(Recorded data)
***

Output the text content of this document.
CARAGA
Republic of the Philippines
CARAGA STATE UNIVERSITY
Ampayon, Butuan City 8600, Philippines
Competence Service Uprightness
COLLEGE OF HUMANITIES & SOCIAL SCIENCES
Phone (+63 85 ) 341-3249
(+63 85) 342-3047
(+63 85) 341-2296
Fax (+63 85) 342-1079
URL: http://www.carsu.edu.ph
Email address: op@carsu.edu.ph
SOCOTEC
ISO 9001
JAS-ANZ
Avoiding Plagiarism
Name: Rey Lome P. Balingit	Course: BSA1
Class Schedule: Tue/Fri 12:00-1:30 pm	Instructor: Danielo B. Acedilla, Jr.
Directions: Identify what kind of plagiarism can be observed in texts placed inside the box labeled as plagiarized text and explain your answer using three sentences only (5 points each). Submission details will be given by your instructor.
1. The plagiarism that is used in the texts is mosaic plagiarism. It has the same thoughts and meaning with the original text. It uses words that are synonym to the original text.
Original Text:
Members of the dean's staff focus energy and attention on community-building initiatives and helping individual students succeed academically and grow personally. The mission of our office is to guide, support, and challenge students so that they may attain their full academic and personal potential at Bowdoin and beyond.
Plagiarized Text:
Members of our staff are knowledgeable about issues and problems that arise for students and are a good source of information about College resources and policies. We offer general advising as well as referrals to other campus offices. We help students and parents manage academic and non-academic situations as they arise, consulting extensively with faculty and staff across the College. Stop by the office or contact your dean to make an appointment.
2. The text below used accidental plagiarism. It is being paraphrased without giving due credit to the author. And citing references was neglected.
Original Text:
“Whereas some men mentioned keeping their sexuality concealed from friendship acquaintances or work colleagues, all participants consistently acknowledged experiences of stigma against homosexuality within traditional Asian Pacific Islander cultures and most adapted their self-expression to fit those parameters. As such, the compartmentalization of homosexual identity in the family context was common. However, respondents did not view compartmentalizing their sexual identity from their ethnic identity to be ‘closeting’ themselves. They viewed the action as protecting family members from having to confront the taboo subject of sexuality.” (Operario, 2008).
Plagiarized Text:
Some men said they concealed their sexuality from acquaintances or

***

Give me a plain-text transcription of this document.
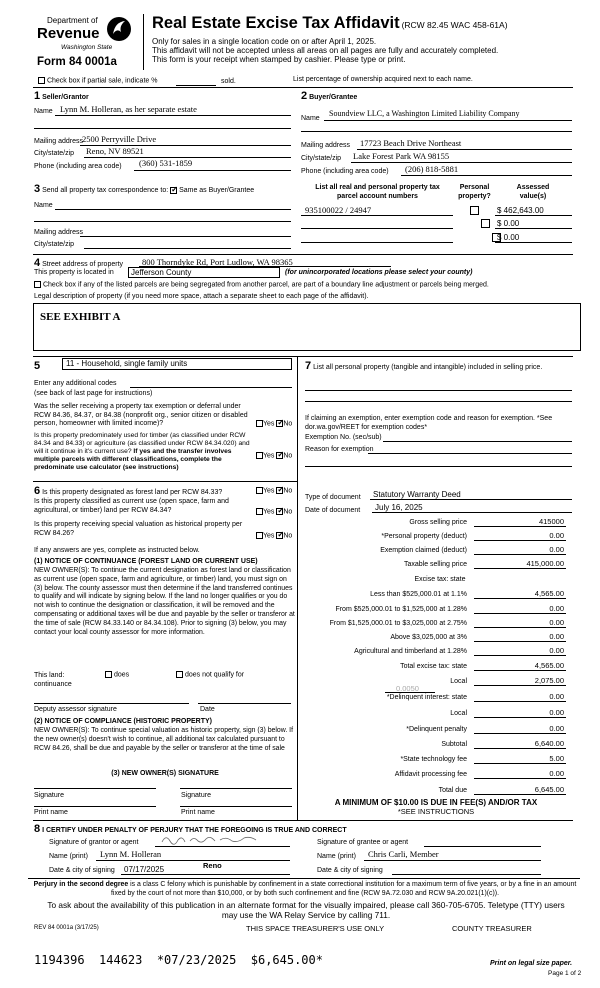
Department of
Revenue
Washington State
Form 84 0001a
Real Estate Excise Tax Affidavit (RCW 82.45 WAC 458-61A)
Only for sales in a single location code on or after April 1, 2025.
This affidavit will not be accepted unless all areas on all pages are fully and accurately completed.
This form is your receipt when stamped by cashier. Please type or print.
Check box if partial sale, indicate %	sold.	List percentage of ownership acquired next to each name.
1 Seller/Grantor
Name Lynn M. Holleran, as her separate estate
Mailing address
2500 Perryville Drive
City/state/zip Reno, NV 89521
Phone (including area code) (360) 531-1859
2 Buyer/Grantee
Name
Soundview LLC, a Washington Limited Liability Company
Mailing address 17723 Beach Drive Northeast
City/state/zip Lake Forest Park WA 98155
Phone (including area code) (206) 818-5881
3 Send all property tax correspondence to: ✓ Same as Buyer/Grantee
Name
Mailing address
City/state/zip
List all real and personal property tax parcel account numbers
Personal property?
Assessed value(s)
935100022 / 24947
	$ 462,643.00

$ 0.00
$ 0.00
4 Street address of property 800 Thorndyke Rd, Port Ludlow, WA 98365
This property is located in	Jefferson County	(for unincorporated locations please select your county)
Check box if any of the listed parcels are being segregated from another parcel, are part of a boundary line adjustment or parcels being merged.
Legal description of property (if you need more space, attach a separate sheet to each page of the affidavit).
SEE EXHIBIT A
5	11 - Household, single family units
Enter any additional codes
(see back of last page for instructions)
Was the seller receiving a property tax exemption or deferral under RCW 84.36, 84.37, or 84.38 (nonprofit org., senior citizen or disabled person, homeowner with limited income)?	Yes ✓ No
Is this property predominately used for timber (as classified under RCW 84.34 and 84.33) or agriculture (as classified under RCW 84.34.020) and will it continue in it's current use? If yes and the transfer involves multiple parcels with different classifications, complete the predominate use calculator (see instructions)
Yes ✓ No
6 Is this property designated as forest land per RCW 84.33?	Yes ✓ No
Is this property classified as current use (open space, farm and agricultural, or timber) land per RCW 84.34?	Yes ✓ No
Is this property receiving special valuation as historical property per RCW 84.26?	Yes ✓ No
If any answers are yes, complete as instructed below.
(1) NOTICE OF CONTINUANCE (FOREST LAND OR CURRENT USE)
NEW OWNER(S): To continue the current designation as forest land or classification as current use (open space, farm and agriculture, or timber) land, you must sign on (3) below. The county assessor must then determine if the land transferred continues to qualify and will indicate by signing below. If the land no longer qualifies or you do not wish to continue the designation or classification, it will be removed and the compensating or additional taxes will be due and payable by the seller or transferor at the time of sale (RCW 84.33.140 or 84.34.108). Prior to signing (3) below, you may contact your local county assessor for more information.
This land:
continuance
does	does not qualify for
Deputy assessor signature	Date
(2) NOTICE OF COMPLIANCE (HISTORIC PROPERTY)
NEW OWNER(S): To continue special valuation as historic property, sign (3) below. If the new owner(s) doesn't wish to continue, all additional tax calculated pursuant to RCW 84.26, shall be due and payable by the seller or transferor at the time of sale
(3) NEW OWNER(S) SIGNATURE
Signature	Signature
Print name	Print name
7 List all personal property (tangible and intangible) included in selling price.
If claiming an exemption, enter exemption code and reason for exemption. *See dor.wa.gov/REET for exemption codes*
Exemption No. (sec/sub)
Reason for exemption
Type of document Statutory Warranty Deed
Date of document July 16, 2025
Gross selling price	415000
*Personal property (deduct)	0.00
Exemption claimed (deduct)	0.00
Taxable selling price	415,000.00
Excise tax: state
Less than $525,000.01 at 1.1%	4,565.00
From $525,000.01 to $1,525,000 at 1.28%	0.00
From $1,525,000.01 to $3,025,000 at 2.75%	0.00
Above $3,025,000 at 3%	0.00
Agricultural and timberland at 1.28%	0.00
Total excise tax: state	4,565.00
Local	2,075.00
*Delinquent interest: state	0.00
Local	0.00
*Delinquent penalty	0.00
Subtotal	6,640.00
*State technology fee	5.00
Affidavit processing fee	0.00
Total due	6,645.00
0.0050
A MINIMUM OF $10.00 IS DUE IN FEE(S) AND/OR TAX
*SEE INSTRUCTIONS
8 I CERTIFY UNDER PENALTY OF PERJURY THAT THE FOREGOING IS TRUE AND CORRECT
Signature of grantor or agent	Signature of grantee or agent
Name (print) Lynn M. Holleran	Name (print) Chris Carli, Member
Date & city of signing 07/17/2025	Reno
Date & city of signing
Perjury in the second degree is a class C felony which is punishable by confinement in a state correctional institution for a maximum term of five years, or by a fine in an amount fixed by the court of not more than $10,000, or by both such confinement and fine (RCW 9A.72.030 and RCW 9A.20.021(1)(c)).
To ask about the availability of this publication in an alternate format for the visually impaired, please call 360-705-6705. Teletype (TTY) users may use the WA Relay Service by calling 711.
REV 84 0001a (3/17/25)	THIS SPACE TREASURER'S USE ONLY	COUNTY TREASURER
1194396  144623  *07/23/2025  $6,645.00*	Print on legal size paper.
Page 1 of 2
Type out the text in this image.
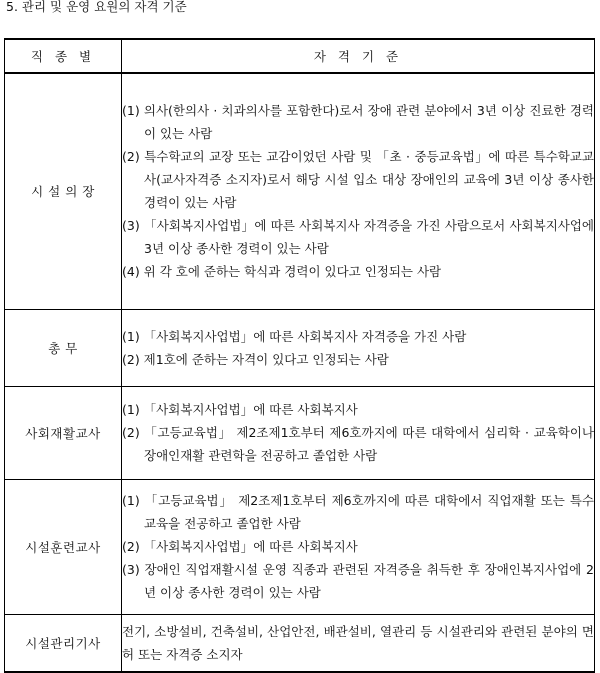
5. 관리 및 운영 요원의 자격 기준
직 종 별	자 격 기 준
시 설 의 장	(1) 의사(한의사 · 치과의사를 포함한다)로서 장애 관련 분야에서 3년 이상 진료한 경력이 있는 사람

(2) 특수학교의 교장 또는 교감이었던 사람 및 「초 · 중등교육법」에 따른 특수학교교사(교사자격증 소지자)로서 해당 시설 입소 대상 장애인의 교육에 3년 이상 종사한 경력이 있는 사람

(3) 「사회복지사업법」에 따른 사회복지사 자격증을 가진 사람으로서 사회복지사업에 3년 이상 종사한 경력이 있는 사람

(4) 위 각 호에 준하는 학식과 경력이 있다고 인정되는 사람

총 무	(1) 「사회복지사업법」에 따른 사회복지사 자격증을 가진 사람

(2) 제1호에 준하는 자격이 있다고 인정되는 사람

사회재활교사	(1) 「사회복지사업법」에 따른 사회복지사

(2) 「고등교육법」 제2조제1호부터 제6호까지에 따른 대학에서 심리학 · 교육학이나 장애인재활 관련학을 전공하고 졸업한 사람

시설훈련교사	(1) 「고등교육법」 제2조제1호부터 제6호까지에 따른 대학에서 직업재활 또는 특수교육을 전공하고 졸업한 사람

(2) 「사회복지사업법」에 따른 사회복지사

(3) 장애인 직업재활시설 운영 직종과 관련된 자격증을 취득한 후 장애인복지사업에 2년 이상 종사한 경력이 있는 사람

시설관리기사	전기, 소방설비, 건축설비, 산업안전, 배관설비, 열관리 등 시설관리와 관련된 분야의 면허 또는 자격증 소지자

***

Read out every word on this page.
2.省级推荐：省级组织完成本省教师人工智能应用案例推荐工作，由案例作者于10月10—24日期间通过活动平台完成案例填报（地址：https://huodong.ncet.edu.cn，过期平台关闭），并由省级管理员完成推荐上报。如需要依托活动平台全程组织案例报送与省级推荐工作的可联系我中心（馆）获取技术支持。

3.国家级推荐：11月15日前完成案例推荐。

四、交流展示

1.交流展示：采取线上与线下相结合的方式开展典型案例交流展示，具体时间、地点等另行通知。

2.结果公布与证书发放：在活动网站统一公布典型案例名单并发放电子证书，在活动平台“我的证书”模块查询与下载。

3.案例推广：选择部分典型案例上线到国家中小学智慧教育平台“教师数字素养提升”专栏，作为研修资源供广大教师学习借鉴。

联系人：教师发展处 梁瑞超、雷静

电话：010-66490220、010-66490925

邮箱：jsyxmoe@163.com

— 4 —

***

- [What is expected] Go through the material above and copy each line that has the word "사회복지사업법".

- [Exercise result]
(3) 「사회복지사업법」에 따른 사회복지사 자격증을 가진 사람으로서 사회복지사업에 3년 이상 종사한 경력이 있는 사람
총 무	(1) 「사회복지사업법」에 따른 사회복지사 자격증을 가진 사람
사회재활교사	(1) 「사회복지사업법」에 따른 사회복지사
(2) 「사회복지사업법」에 따른 사회복지사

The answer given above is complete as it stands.